**MATERIAL SHOWN**
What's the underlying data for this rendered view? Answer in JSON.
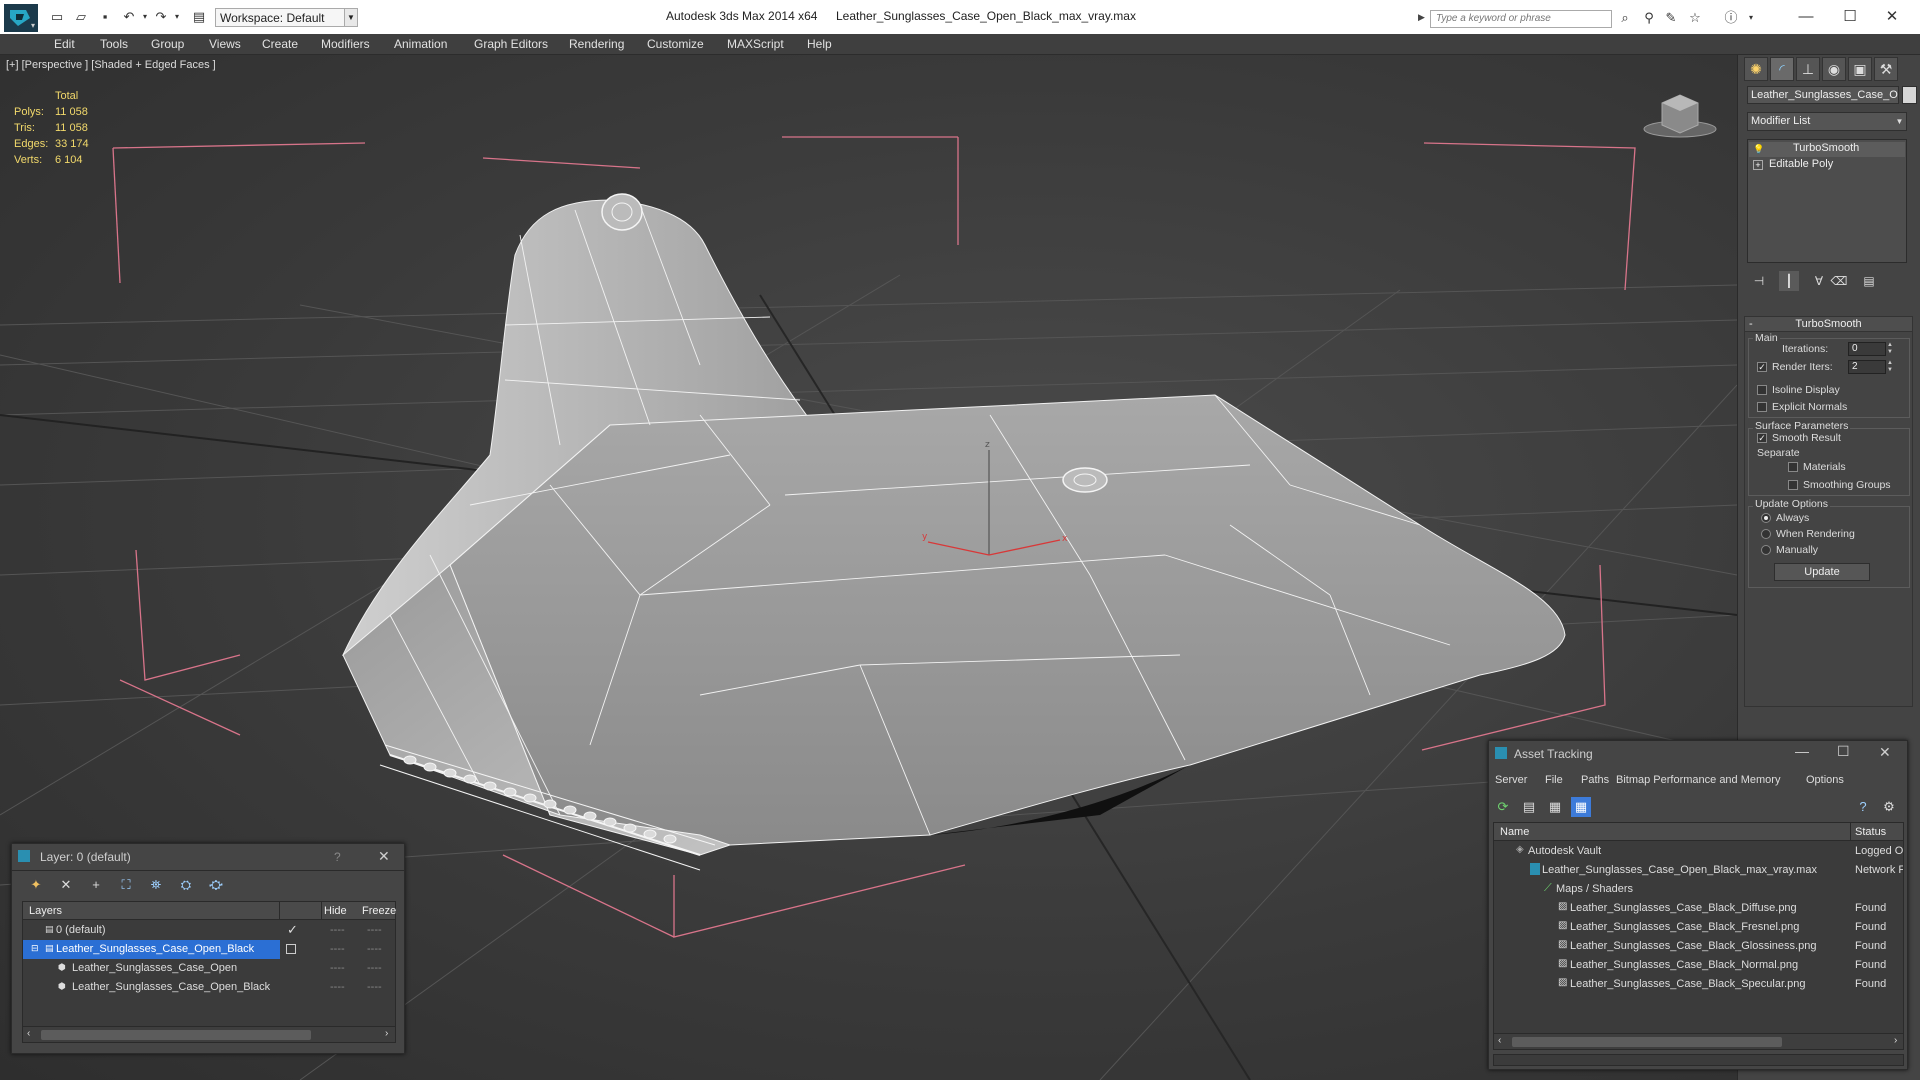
{
  "titlebar": {
    "workspace": "Workspace: Default",
    "app_title": "Autodesk 3ds Max  2014 x64",
    "file_title": "Leather_Sunglasses_Case_Open_Black_max_vray.max",
    "search_placeholder": "Type a keyword or phrase"
  },
  "menu": [
    "Edit",
    "Tools",
    "Group",
    "Views",
    "Create",
    "Modifiers",
    "Animation",
    "Graph Editors",
    "Rendering",
    "Customize",
    "MAXScript",
    "Help"
  ],
  "viewport": {
    "label": "[+] [Perspective ] [Shaded + Edged Faces ]",
    "stats": {
      "header": "Total",
      "rows": [
        {
          "label": "Polys:",
          "value": "11 058"
        },
        {
          "label": "Tris:",
          "value": "11 058"
        },
        {
          "label": "Edges:",
          "value": "33 174"
        },
        {
          "label": "Verts:",
          "value": "6 104"
        }
      ]
    },
    "axis": {
      "z": "z",
      "x": "x",
      "y": "y"
    }
  },
  "command_panel": {
    "object_name": "Leather_Sunglasses_Case_O",
    "modifier_list": "Modifier List",
    "stack": [
      "TurboSmooth",
      "Editable Poly"
    ],
    "rollout_title": "TurboSmooth",
    "main_group": "Main",
    "iterations_label": "Iterations:",
    "iterations_value": "0",
    "render_iters_label": "Render Iters:",
    "render_iters_value": "2",
    "render_iters_checked": true,
    "isoline_label": "Isoline Display",
    "explicit_normals_label": "Explicit Normals",
    "surface_group": "Surface Parameters",
    "smooth_result_label": "Smooth Result",
    "separate_label": "Separate",
    "materials_label": "Materials",
    "smoothing_groups_label": "Smoothing Groups",
    "update_group": "Update Options",
    "always_label": "Always",
    "when_rendering_label": "When Rendering",
    "manually_label": "Manually",
    "update_button": "Update"
  },
  "layer_window": {
    "title": "Layer: 0 (default)",
    "help": "?",
    "col_layers": "Layers",
    "col_hide": "Hide",
    "col_freeze": "Freeze",
    "rows": [
      {
        "name": "0 (default)",
        "level": 0,
        "selected": false
      },
      {
        "name": "Leather_Sunglasses_Case_Open_Black",
        "level": 0,
        "selected": true
      },
      {
        "name": "Leather_Sunglasses_Case_Open",
        "level": 1,
        "selected": false
      },
      {
        "name": "Leather_Sunglasses_Case_Open_Black",
        "level": 1,
        "selected": false
      }
    ]
  },
  "asset_window": {
    "title": "Asset Tracking",
    "menu": [
      "Server",
      "File",
      "Paths",
      "Bitmap Performance and Memory",
      "Options"
    ],
    "col_name": "Name",
    "col_status": "Status",
    "rows": [
      {
        "name": "Autodesk Vault",
        "status": "Logged O",
        "level": 1
      },
      {
        "name": "Leather_Sunglasses_Case_Open_Black_max_vray.max",
        "status": "Network F",
        "level": 2
      },
      {
        "name": "Maps / Shaders",
        "status": "",
        "level": 3
      },
      {
        "name": "Leather_Sunglasses_Case_Black_Diffuse.png",
        "status": "Found",
        "level": 4
      },
      {
        "name": "Leather_Sunglasses_Case_Black_Fresnel.png",
        "status": "Found",
        "level": 4
      },
      {
        "name": "Leather_Sunglasses_Case_Black_Glossiness.png",
        "status": "Found",
        "level": 4
      },
      {
        "name": "Leather_Sunglasses_Case_Black_Normal.png",
        "status": "Found",
        "level": 4
      },
      {
        "name": "Leather_Sunglasses_Case_Black_Specular.png",
        "status": "Found",
        "level": 4
      }
    ]
  }
}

**WORK TO COMPLETE**
Pictures are excluded; copy all other data exactly as shown.

**SOLUTION**
What's the underlying data for this rendered view? Answer in JSON.
{
  "titlebar": {
    "workspace": "Workspace: Default",
    "app_title": "Autodesk 3ds Max  2014 x64",
    "file_title": "Leather_Sunglasses_Case_Open_Black_max_vray.max",
    "search_placeholder": "Type a keyword or phrase"
  },
  "menu": [
    "Edit",
    "Tools",
    "Group",
    "Views",
    "Create",
    "Modifiers",
    "Animation",
    "Graph Editors",
    "Rendering",
    "Customize",
    "MAXScript",
    "Help"
  ],
  "viewport": {
    "label": "[+] [Perspective ] [Shaded + Edged Faces ]",
    "stats": {
      "header": "Total",
      "rows": [
        {
          "label": "Polys:",
          "value": "11 058"
        },
        {
          "label": "Tris:",
          "value": "11 058"
        },
        {
          "label": "Edges:",
          "value": "33 174"
        },
        {
          "label": "Verts:",
          "value": "6 104"
        }
      ]
    },
    "axis": {
      "z": "z",
      "x": "x",
      "y": "y"
    }
  },
  "command_panel": {
    "object_name": "Leather_Sunglasses_Case_O",
    "modifier_list": "Modifier List",
    "stack": [
      "TurboSmooth",
      "Editable Poly"
    ],
    "rollout_title": "TurboSmooth",
    "main_group": "Main",
    "iterations_label": "Iterations:",
    "iterations_value": "0",
    "render_iters_label": "Render Iters:",
    "render_iters_value": "2",
    "render_iters_checked": true,
    "isoline_label": "Isoline Display",
    "explicit_normals_label": "Explicit Normals",
    "surface_group": "Surface Parameters",
    "smooth_result_label": "Smooth Result",
    "separate_label": "Separate",
    "materials_label": "Materials",
    "smoothing_groups_label": "Smoothing Groups",
    "update_group": "Update Options",
    "always_label": "Always",
    "when_rendering_label": "When Rendering",
    "manually_label": "Manually",
    "update_button": "Update"
  },
  "layer_window": {
    "title": "Layer: 0 (default)",
    "help": "?",
    "col_layers": "Layers",
    "col_hide": "Hide",
    "col_freeze": "Freeze",
    "rows": [
      {
        "name": "0 (default)",
        "level": 0,
        "selected": false
      },
      {
        "name": "Leather_Sunglasses_Case_Open_Black",
        "level": 0,
        "selected": true
      },
      {
        "name": "Leather_Sunglasses_Case_Open",
        "level": 1,
        "selected": false
      },
      {
        "name": "Leather_Sunglasses_Case_Open_Black",
        "level": 1,
        "selected": false
      }
    ]
  },
  "asset_window": {
    "title": "Asset Tracking",
    "menu": [
      "Server",
      "File",
      "Paths",
      "Bitmap Performance and Memory",
      "Options"
    ],
    "col_name": "Name",
    "col_status": "Status",
    "rows": [
      {
        "name": "Autodesk Vault",
        "status": "Logged O",
        "level": 1
      },
      {
        "name": "Leather_Sunglasses_Case_Open_Black_max_vray.max",
        "status": "Network F",
        "level": 2
      },
      {
        "name": "Maps / Shaders",
        "status": "",
        "level": 3
      },
      {
        "name": "Leather_Sunglasses_Case_Black_Diffuse.png",
        "status": "Found",
        "level": 4
      },
      {
        "name": "Leather_Sunglasses_Case_Black_Fresnel.png",
        "status": "Found",
        "level": 4
      },
      {
        "name": "Leather_Sunglasses_Case_Black_Glossiness.png",
        "status": "Found",
        "level": 4
      },
      {
        "name": "Leather_Sunglasses_Case_Black_Normal.png",
        "status": "Found",
        "level": 4
      },
      {
        "name": "Leather_Sunglasses_Case_Black_Specular.png",
        "status": "Found",
        "level": 4
      }
    ]
  }
}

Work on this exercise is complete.